Brief –
Show every line in the entries below where the word "this" appears.

Records for the exercise –
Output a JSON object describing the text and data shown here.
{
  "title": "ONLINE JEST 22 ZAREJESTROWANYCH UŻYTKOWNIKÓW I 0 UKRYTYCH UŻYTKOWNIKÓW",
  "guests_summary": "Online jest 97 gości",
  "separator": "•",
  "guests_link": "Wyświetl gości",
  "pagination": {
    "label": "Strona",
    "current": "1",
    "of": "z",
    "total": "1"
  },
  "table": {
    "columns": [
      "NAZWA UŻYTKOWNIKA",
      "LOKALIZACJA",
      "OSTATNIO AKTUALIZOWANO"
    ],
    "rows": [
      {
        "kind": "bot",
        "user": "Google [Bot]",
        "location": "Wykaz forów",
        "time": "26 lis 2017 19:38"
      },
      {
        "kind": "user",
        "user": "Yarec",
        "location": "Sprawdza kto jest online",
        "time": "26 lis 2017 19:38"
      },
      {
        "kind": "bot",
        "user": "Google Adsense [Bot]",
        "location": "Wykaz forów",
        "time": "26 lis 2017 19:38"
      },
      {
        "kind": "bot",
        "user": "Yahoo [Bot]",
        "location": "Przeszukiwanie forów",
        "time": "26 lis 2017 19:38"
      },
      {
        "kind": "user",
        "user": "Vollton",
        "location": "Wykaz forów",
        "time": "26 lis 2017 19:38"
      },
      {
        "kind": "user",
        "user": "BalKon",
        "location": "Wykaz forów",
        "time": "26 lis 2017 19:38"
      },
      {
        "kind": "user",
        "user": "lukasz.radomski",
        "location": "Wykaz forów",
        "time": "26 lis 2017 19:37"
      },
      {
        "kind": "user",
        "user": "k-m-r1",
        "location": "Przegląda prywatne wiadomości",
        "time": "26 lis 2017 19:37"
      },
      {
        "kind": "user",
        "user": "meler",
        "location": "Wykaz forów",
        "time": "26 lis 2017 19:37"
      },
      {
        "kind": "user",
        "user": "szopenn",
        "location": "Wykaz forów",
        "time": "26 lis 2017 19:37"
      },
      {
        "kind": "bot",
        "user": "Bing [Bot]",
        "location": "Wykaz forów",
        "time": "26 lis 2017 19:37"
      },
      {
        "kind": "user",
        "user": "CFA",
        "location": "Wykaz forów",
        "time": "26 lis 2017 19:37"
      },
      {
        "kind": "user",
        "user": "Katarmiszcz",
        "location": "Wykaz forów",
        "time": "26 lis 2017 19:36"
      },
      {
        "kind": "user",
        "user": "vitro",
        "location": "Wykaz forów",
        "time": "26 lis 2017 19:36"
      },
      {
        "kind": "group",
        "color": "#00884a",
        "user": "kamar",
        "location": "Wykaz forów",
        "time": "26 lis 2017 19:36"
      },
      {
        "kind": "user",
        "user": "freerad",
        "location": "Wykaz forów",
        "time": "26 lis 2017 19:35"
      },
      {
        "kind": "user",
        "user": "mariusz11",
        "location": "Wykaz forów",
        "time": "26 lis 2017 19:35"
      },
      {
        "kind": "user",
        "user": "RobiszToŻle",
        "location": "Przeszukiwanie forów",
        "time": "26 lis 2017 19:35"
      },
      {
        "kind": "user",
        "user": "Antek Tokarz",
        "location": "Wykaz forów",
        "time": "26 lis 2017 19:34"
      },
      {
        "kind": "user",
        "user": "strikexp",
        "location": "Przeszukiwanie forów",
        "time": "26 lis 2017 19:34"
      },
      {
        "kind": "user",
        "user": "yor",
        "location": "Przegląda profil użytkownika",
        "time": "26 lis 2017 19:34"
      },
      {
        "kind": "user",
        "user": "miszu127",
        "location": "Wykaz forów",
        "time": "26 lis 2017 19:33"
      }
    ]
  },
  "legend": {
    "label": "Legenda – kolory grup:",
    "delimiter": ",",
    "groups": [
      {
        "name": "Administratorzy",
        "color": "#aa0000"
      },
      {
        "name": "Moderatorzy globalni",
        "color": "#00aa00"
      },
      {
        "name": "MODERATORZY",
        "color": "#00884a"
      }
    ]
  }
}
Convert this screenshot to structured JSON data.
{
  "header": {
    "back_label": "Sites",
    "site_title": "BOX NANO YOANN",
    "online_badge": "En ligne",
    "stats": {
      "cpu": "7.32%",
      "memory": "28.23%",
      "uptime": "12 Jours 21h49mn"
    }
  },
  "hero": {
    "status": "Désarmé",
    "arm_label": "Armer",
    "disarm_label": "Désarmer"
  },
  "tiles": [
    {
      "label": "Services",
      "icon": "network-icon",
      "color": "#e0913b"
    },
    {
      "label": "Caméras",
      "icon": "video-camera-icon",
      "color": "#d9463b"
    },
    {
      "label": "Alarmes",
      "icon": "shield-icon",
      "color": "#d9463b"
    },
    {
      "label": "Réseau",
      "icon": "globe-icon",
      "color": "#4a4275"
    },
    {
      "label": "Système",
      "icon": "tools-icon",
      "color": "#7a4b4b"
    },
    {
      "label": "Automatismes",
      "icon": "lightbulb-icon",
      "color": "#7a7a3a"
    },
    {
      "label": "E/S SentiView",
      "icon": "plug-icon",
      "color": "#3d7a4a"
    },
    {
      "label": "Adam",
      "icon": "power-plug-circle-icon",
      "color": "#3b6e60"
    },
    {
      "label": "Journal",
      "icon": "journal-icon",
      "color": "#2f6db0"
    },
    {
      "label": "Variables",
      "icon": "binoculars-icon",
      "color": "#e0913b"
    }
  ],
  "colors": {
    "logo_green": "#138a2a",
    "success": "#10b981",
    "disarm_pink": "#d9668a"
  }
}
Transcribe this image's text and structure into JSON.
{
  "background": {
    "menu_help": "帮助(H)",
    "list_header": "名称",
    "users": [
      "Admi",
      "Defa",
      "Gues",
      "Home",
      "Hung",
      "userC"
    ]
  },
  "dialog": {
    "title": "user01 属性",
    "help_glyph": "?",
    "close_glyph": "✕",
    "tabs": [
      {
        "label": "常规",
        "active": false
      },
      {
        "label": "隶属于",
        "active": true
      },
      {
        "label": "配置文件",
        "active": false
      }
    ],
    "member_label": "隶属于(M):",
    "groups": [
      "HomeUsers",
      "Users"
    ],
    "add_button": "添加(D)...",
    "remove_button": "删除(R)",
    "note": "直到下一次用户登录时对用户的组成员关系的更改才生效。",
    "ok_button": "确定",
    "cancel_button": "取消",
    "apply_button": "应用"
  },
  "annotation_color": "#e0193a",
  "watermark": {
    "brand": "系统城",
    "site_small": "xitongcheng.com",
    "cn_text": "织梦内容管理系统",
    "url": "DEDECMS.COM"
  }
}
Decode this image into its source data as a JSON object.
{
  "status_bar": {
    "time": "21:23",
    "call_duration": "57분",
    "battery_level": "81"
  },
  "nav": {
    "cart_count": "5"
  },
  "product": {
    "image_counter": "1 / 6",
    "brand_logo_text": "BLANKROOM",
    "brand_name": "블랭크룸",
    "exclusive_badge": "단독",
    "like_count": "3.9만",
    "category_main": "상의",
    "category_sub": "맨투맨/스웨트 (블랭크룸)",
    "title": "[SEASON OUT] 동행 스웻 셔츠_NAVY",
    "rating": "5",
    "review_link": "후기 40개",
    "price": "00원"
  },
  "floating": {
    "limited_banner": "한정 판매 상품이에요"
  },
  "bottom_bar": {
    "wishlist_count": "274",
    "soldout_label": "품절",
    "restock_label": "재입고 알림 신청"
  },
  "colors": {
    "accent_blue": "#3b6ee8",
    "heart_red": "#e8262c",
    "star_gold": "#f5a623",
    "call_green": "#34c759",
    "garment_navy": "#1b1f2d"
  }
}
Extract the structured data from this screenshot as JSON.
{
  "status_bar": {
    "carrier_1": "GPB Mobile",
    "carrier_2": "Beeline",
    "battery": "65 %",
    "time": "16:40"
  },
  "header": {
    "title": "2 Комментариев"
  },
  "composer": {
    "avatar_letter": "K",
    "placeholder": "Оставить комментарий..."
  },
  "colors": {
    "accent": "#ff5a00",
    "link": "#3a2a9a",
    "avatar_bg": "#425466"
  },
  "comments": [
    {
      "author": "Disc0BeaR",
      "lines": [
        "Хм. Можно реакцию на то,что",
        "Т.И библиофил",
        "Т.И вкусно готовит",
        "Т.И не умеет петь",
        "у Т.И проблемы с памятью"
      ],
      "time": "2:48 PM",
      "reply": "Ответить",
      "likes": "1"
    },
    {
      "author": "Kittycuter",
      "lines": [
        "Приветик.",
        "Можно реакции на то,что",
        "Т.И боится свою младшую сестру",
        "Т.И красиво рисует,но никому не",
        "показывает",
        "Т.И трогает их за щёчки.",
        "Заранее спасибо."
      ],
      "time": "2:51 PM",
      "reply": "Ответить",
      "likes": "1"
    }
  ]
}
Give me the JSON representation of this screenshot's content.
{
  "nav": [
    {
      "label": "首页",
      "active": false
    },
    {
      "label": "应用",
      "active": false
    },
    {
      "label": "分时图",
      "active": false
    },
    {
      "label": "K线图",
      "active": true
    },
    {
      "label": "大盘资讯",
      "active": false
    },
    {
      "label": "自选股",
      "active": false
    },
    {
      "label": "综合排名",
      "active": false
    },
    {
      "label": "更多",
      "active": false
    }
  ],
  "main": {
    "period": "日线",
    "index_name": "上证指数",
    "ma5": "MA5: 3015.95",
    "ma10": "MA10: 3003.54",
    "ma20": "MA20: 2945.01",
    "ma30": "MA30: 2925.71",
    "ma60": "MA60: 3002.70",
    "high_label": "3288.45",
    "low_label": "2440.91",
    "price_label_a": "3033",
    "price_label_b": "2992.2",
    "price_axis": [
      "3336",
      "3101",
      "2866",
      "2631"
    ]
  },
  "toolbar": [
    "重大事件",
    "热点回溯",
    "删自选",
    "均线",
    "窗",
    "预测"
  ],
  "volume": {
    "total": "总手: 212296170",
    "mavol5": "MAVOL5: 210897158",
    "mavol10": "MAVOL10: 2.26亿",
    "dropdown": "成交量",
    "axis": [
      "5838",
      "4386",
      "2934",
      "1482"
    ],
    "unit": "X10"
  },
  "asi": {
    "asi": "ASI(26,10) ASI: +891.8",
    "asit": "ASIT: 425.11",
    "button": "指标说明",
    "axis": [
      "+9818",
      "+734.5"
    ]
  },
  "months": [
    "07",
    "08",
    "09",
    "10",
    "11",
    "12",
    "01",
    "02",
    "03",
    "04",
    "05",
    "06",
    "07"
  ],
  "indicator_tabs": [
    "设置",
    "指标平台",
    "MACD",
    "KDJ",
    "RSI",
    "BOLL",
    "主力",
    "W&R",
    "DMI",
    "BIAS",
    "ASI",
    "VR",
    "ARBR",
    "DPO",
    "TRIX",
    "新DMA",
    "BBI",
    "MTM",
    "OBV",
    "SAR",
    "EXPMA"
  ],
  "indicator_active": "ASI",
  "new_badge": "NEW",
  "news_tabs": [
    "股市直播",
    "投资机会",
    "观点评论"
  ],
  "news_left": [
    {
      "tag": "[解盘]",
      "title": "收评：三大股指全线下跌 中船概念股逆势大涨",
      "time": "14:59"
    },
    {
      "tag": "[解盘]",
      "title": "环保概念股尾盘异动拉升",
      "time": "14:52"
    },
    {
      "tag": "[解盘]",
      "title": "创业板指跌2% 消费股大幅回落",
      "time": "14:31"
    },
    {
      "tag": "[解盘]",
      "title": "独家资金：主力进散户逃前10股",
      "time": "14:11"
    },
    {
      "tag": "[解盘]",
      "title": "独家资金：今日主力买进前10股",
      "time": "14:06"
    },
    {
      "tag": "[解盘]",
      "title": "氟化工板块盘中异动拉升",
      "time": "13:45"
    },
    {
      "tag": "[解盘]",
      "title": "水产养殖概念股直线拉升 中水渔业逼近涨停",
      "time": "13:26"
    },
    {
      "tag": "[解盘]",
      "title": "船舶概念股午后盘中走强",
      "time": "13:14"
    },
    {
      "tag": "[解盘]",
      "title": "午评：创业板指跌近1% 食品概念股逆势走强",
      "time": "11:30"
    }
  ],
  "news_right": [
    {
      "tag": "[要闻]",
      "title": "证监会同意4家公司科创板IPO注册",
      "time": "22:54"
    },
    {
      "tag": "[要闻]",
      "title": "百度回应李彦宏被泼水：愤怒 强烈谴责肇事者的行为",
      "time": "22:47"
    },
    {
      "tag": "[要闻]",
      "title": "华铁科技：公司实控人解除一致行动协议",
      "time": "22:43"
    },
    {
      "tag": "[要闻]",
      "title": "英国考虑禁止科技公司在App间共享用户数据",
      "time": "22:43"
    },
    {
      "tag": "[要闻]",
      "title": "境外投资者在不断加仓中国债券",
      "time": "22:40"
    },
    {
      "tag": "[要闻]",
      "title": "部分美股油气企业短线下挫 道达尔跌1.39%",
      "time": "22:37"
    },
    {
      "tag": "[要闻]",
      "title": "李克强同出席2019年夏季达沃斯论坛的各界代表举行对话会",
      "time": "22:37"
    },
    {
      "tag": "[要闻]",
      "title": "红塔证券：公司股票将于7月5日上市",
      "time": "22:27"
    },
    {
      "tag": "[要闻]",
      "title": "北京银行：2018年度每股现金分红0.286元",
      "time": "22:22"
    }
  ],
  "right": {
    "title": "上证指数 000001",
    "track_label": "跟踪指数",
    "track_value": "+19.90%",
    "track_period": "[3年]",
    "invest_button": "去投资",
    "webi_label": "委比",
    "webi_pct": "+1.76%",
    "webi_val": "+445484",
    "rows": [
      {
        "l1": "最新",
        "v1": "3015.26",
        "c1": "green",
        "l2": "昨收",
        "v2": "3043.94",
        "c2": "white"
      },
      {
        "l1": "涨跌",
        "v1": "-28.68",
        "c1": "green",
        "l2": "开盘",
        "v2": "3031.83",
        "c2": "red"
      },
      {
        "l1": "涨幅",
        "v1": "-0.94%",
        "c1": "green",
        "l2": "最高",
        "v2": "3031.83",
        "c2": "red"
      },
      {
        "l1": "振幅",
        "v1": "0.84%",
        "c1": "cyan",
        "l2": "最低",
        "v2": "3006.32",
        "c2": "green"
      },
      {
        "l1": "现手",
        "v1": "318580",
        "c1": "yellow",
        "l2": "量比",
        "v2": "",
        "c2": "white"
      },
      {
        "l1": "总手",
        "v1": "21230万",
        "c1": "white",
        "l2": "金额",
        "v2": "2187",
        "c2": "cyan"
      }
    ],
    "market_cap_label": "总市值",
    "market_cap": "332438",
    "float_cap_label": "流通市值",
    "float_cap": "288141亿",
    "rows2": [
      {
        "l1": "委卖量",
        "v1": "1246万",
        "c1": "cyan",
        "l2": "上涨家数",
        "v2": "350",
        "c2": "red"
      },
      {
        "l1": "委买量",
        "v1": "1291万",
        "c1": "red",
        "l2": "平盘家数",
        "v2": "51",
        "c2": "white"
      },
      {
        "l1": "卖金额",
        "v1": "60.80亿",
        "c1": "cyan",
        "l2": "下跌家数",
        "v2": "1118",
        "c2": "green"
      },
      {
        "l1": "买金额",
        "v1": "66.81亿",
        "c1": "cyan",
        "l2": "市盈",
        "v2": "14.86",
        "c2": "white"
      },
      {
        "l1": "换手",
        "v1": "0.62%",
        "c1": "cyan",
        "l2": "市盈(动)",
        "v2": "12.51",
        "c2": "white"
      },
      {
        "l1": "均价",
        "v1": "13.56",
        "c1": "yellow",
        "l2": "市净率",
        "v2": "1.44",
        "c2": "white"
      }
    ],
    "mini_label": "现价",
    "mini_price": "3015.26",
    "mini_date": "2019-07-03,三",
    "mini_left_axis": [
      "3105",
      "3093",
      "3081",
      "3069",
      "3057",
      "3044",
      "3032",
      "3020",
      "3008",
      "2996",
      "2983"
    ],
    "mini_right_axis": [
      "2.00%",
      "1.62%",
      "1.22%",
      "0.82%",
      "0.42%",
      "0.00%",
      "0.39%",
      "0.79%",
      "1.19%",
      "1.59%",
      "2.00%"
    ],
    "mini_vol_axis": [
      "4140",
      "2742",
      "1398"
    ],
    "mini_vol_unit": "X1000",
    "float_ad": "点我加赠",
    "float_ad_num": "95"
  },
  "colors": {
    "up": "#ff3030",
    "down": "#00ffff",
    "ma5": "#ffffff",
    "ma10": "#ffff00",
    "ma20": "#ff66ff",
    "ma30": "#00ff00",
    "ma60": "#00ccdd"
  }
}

Problem solution –
Convert this screenshot to structured JSON data.
Transcribe this image's text and structure into JSON.
Decode this image into its source data as a JSON object.
Extract the structured data from this screenshot as JSON.
Give me the JSON representation of this screenshot's content.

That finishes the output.